▸ WORK INSTRUCTIONS: The answer must consist of every line in the records below that contains the string "auch".

▸ AVAILABLE RECORDS:
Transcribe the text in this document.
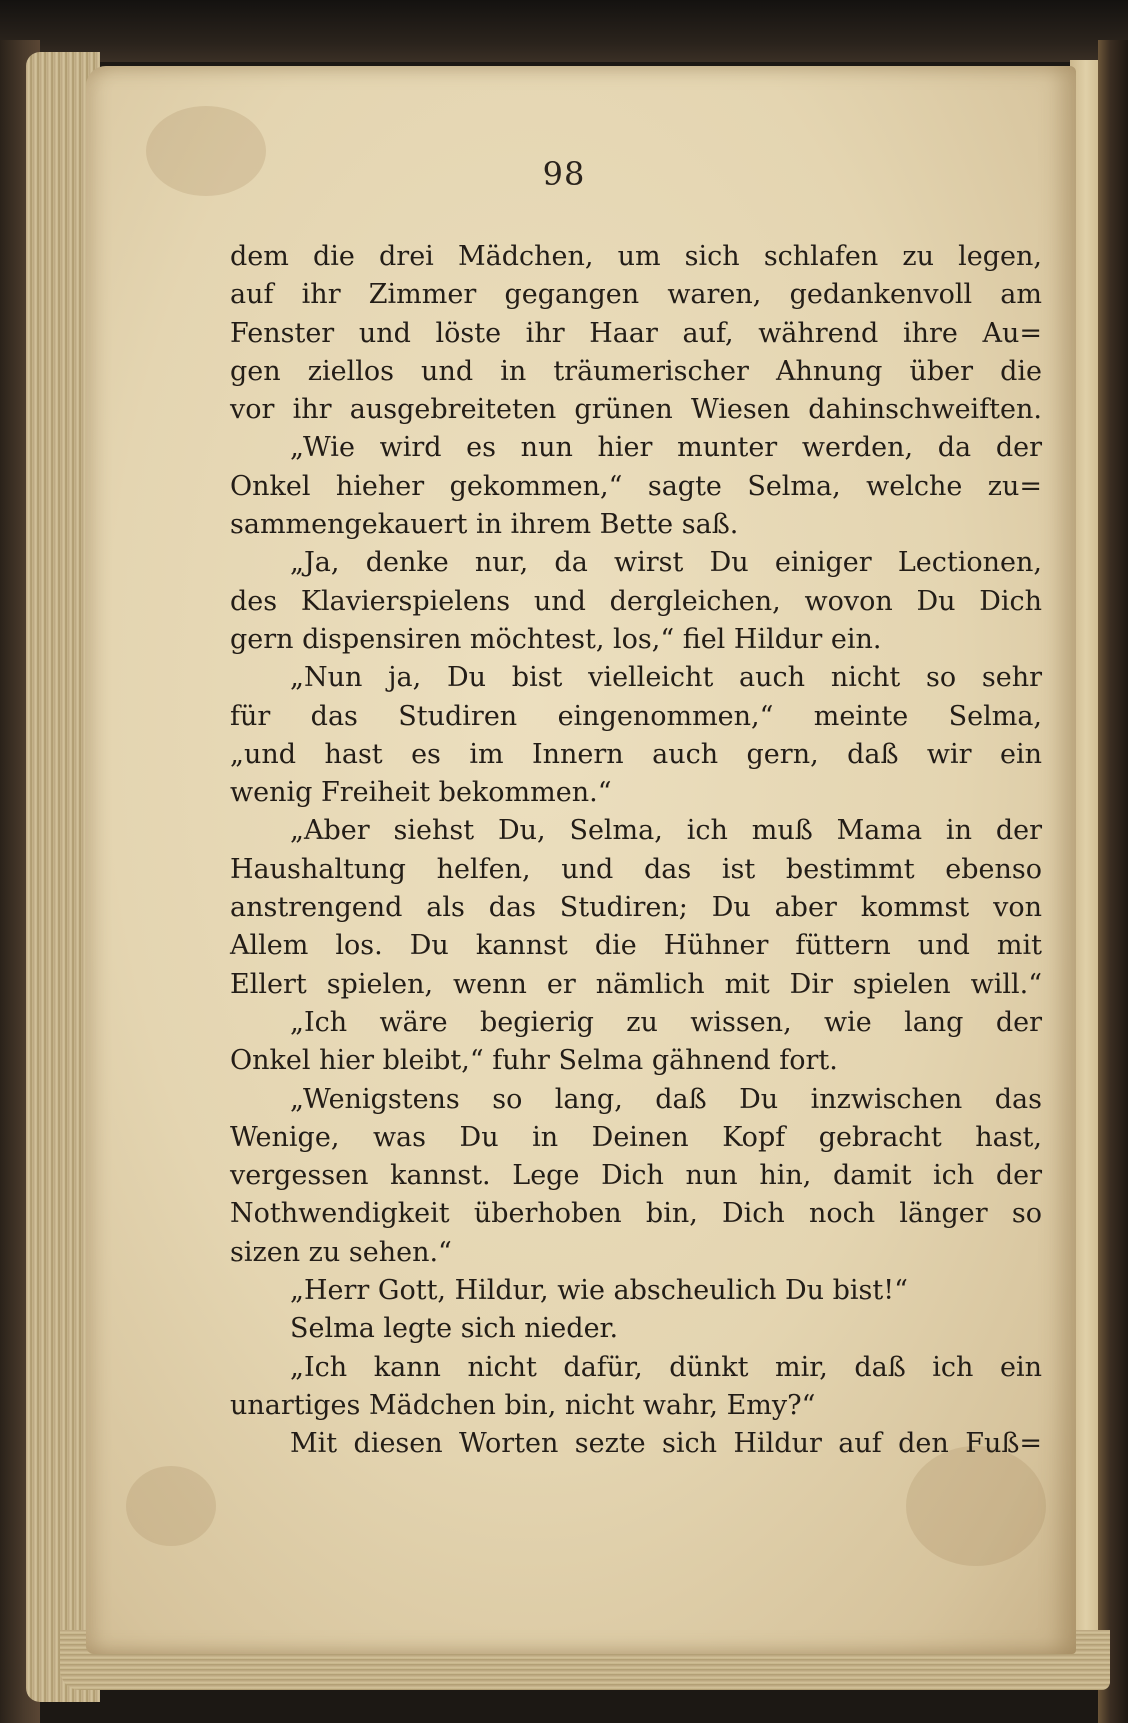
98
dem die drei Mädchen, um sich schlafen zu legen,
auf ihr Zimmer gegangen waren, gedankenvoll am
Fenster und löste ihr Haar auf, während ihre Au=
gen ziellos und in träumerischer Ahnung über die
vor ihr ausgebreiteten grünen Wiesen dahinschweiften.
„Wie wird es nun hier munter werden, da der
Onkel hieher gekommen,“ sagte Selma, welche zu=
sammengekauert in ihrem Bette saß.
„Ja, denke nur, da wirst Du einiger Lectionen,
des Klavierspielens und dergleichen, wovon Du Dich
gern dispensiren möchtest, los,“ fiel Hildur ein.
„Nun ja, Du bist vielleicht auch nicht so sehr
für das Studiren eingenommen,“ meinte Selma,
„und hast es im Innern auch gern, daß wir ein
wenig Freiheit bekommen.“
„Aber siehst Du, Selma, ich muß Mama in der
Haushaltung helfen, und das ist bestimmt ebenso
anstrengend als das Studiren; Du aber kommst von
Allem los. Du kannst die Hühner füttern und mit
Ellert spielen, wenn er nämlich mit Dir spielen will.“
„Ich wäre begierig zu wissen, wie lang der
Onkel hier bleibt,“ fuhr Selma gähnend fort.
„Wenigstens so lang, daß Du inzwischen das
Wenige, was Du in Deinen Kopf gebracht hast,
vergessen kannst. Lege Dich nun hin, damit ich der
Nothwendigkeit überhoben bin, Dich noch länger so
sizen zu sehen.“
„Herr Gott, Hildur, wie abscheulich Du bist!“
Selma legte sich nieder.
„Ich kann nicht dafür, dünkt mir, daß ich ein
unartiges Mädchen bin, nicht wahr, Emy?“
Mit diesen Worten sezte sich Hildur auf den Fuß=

▸ SOLUTION TO THIS EXERCISE:
„Nun ja, Du bist vielleicht auch nicht so sehr
„und hast es im Innern auch gern, daß wir ein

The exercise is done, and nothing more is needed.